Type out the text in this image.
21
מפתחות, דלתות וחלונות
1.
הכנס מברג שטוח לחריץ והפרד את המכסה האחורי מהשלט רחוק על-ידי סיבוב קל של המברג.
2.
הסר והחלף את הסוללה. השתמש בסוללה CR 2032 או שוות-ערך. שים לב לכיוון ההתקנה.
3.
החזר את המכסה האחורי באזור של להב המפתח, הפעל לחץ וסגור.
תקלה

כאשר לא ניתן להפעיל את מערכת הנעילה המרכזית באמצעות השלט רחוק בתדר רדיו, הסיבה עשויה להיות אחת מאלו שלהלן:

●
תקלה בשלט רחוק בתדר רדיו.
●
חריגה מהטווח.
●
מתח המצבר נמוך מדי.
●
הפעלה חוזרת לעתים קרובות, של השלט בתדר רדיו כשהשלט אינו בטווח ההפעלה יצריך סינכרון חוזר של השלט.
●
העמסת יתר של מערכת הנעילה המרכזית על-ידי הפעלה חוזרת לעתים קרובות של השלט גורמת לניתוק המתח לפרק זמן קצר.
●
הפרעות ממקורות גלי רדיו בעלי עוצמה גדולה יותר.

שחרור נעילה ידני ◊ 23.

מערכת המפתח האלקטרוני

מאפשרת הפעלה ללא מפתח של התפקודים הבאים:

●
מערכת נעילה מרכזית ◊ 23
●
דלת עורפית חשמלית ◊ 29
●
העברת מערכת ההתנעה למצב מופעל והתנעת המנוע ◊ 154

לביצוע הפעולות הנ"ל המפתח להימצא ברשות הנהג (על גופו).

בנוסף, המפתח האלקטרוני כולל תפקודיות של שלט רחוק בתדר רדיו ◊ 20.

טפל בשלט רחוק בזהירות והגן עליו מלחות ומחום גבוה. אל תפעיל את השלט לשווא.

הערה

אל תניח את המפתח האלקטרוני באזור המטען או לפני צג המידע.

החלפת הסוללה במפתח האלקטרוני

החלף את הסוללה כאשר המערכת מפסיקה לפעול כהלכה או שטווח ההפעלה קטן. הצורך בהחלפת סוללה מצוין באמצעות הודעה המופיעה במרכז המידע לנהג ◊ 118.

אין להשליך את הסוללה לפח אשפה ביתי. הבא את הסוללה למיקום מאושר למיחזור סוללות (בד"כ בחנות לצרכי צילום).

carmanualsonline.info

Given problem: Show, from the listing above, each line that contains the word "האלקטרוני".

Solved exercise:
מערכת המפתח האלקטרוני
בנוסף, המפתח האלקטרוני כולל תפקודיות של שלט רחוק בתדר רדיו ◊ 20.
אל תניח את המפתח האלקטרוני באזור המטען או לפני צג המידע.
החלפת הסוללה במפתח האלקטרוני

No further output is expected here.